#### Problem requirements:
Lines containing the string "color" are to be collected in full.
★ ★ ★
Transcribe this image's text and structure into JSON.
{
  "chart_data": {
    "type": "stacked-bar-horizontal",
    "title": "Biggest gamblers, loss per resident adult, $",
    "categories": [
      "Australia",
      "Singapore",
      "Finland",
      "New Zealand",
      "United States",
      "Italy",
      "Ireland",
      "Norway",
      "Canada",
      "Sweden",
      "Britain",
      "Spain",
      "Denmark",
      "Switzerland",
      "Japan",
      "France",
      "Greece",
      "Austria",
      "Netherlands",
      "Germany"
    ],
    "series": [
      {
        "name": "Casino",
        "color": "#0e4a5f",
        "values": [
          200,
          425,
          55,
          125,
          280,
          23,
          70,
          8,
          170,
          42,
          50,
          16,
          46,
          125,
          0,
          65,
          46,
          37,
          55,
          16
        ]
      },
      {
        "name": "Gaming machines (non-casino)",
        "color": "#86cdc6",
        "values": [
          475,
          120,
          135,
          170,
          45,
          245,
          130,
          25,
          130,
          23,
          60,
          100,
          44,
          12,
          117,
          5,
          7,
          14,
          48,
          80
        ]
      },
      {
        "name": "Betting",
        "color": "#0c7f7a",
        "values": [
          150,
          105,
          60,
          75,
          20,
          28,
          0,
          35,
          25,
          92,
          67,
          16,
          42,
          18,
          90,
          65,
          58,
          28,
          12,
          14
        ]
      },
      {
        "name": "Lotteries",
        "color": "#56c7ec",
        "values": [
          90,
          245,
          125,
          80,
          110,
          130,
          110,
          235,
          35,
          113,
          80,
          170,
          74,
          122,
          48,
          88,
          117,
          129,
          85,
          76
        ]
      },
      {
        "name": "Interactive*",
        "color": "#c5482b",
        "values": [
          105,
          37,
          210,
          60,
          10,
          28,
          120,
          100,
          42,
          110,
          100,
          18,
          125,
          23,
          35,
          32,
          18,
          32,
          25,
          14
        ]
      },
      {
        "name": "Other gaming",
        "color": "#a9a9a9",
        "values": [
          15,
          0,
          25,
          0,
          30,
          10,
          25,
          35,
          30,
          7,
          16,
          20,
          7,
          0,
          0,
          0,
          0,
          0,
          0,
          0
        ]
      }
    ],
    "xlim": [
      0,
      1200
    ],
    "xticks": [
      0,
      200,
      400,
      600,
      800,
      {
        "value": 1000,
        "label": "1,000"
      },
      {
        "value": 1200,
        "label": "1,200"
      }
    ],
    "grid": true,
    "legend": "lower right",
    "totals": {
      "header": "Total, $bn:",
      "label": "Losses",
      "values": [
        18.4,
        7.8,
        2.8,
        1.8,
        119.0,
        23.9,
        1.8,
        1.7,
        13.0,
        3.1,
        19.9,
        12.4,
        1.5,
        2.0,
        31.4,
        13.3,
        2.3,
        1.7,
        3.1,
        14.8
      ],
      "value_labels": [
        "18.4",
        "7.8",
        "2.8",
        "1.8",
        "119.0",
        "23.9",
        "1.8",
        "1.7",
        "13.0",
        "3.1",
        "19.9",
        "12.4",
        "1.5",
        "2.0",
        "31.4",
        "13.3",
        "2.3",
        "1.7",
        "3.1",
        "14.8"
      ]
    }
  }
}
★ ★ ★
#### Result of this task:
        "color": "#0e4a5f",
        "color": "#86cdc6",
        "color": "#0c7f7a",
        "color": "#56c7ec",
        "color": "#c5482b",
        "color": "#a9a9a9",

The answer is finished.